__Objective A__. Translate this sentence from the exchange on writing humor into Spanish: "I started doing stand-up before I started reading funny pieces in front of literary crowds."

----- Selection

SANDFORD: On one hand, if you write a piece and call it HHHumor, someone might pick it up because they’re in the mood to laugh. On the other hand, once you label something as “humor,” the reader automatically thinks, “Okay, funny guy, make me laugh,” and maybe the audience allows less room for subtlety.

JODZIO: I think the short humor pieces I write are always for some sort of instant gratification, because they are can be quickly published/read on the internet or because I would rather read something that people laugh at when I read live, so I know what’s going on in their heads. While I am thinking about other things like plot and character when I write a story, the major thing I am always thinking is “Would this be boring to anyone that read this?” 

BEATTY: In regards to writing for an audience at a reading, I came at that totally backwards. I started doing stand-up before I started reading funny pieces in front of literary crowds. But that laugh in the moment is exponentially more thrilling to me than seeing something “in print” and having no clue if anybody ever read what I wrote.

----------
----- Source records

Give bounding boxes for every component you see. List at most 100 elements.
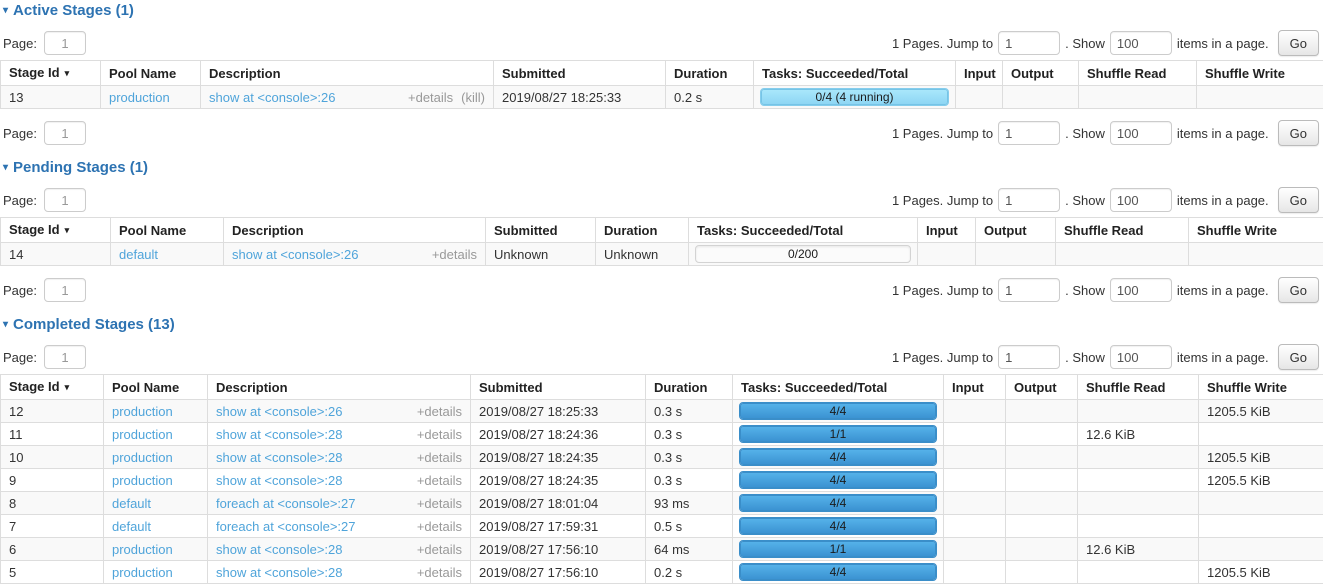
page-size-input[interactable] (1110, 278, 1172, 302)
stage-row: 6productionshow at <console>:28+details2… (1, 538, 1323, 561)
column-header[interactable]: Description (201, 61, 494, 86)
go-button[interactable]: Go (1278, 344, 1319, 370)
page-label: Page: (3, 36, 37, 51)
column-header[interactable]: Submitted (494, 61, 666, 86)
column-header[interactable]: Duration (646, 375, 733, 400)
stage-description-link[interactable]: show at <console>:26 (209, 89, 400, 106)
stage-description-link[interactable]: foreach at <console>:27 (216, 495, 409, 512)
pool-name-link[interactable]: production (112, 473, 173, 488)
section-title[interactable]: ▾Pending Stages (1) (3, 159, 1323, 176)
column-header[interactable]: Shuffle Write (1199, 375, 1323, 400)
page-size-input[interactable] (1110, 121, 1172, 145)
column-header[interactable]: Output (1003, 61, 1079, 86)
stage-description-link[interactable]: show at <console>:28 (216, 541, 409, 558)
pool-name-link[interactable]: default (119, 247, 158, 262)
column-header[interactable]: Shuffle Write (1197, 61, 1323, 86)
pool-name-link[interactable]: default (112, 496, 151, 511)
stage-id-cell: 13 (1, 86, 101, 109)
page-number-input[interactable] (44, 31, 86, 55)
column-header[interactable]: Shuffle Read (1056, 218, 1189, 243)
column-header[interactable]: Output (976, 218, 1056, 243)
column-header[interactable]: Pool Name (101, 61, 201, 86)
column-header[interactable]: Duration (666, 61, 754, 86)
progress-label: 4/4 (740, 495, 936, 511)
page-number-input[interactable] (44, 121, 86, 145)
column-header[interactable]: Submitted (486, 218, 596, 243)
pool-name-link[interactable]: production (112, 542, 173, 557)
pool-name-link[interactable]: production (112, 427, 173, 442)
column-header[interactable]: Submitted (471, 375, 646, 400)
column-header[interactable]: Pool Name (104, 375, 208, 400)
column-header[interactable]: Input (918, 218, 976, 243)
details-toggle[interactable]: +details (417, 518, 462, 535)
stage-description-link[interactable]: show at <console>:26 (216, 403, 409, 420)
column-header[interactable]: Stage Id▾ (1, 375, 104, 400)
stage-description-link[interactable]: foreach at <console>:27 (216, 518, 409, 535)
column-header[interactable]: Description (224, 218, 486, 243)
column-header[interactable]: Tasks: Succeeded/Total (733, 375, 944, 400)
duration-cell: 0.2 s (666, 86, 754, 109)
column-header[interactable]: Shuffle Read (1078, 375, 1199, 400)
jump-to-input[interactable] (998, 345, 1060, 369)
column-header[interactable]: Tasks: Succeeded/Total (754, 61, 956, 86)
column-header[interactable]: Tasks: Succeeded/Total (689, 218, 918, 243)
go-button[interactable]: Go (1278, 187, 1319, 213)
page-number-input[interactable] (44, 278, 86, 302)
pool-name-link[interactable]: default (112, 519, 151, 534)
details-toggle[interactable]: +details (417, 541, 462, 558)
pool-name-link[interactable]: production (112, 565, 173, 580)
go-button[interactable]: Go (1278, 30, 1319, 56)
column-header[interactable]: Stage Id▾ (1, 218, 111, 243)
section-title[interactable]: ▾Active Stages (1) (3, 2, 1323, 19)
pool-name-cell: production (104, 423, 208, 446)
column-header[interactable]: Input (956, 61, 1003, 86)
submitted-cell: 2019/08/27 18:24:36 (471, 423, 646, 446)
stage-description-link[interactable]: show at <console>:26 (232, 246, 424, 263)
page-size-input[interactable] (1110, 188, 1172, 212)
stage-description-link[interactable]: show at <console>:28 (216, 472, 409, 489)
details-toggle[interactable]: +details (417, 495, 462, 512)
pool-name-link[interactable]: production (112, 450, 173, 465)
jump-to-input[interactable] (998, 121, 1060, 145)
jump-to-input[interactable] (998, 31, 1060, 55)
go-button[interactable]: Go (1278, 277, 1319, 303)
column-header[interactable]: Shuffle Write (1189, 218, 1323, 243)
jump-to-input[interactable] (998, 278, 1060, 302)
section-title[interactable]: ▾Completed Stages (13) (3, 316, 1323, 333)
column-header[interactable]: Pool Name (111, 218, 224, 243)
details-toggle[interactable]: +details (408, 89, 453, 106)
page-size-input[interactable] (1110, 345, 1172, 369)
column-header[interactable]: Input (944, 375, 1006, 400)
column-header-label: Pool Name (112, 380, 179, 395)
stage-id-cell: 9 (1, 469, 104, 492)
column-header[interactable]: Output (1006, 375, 1078, 400)
details-toggle[interactable]: +details (432, 246, 477, 263)
progress-label: 1/1 (740, 541, 936, 557)
details-toggle[interactable]: +details (417, 403, 462, 420)
duration-cell: 0.5 s (646, 515, 733, 538)
kill-link[interactable]: (kill) (461, 89, 485, 106)
details-toggle[interactable]: +details (417, 426, 462, 443)
stage-description-link[interactable]: show at <console>:28 (216, 449, 409, 466)
stage-description-link[interactable]: show at <console>:28 (216, 564, 409, 581)
page-size-input[interactable] (1110, 31, 1172, 55)
page-number-input[interactable] (44, 188, 86, 212)
pool-name-link[interactable]: production (109, 90, 170, 105)
column-header[interactable]: Shuffle Read (1079, 61, 1197, 86)
jump-to-input[interactable] (998, 188, 1060, 212)
stage-description-link[interactable]: show at <console>:28 (216, 426, 409, 443)
pagination-bar: Page:1 Pages. Jump to. Showitems in a pa… (3, 30, 1319, 56)
column-header[interactable]: Description (208, 375, 471, 400)
column-header[interactable]: Duration (596, 218, 689, 243)
go-button[interactable]: Go (1278, 120, 1319, 146)
details-toggle[interactable]: +details (417, 472, 462, 489)
page-number-input[interactable] (44, 345, 86, 369)
details-toggle[interactable]: +details (417, 564, 462, 581)
input-cell (944, 469, 1006, 492)
shuffle-write-cell (1199, 492, 1323, 515)
details-toggle[interactable]: +details (417, 449, 462, 466)
pool-name-cell: production (104, 538, 208, 561)
shuffle-write-cell (1199, 538, 1323, 561)
column-header[interactable]: Stage Id▾ (1, 61, 101, 86)
pool-name-link[interactable]: production (112, 404, 173, 419)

----------

__Objective B__. Find each line in the rows above that contains the string "cell", and copy those lines. Case counts.

__Task result A__. Empecé a hacer stand-up antes de empezar a leer textos humorísticos frente a públicos literarios.

__Task result B__.
stage-id-cell: 13 (1, 86, 101, 109)
duration-cell: 0.2 s (666, 86, 754, 109)
pool-name-cell: production (104, 423, 208, 446)
submitted-cell: 2019/08/27 18:24:36 (471, 423, 646, 446)
stage-id-cell: 9 (1, 469, 104, 492)
duration-cell: 0.5 s (646, 515, 733, 538)
input-cell (944, 469, 1006, 492)
shuffle-write-cell (1199, 492, 1323, 515)
pool-name-cell: production (104, 538, 208, 561)
shuffle-write-cell (1199, 538, 1323, 561)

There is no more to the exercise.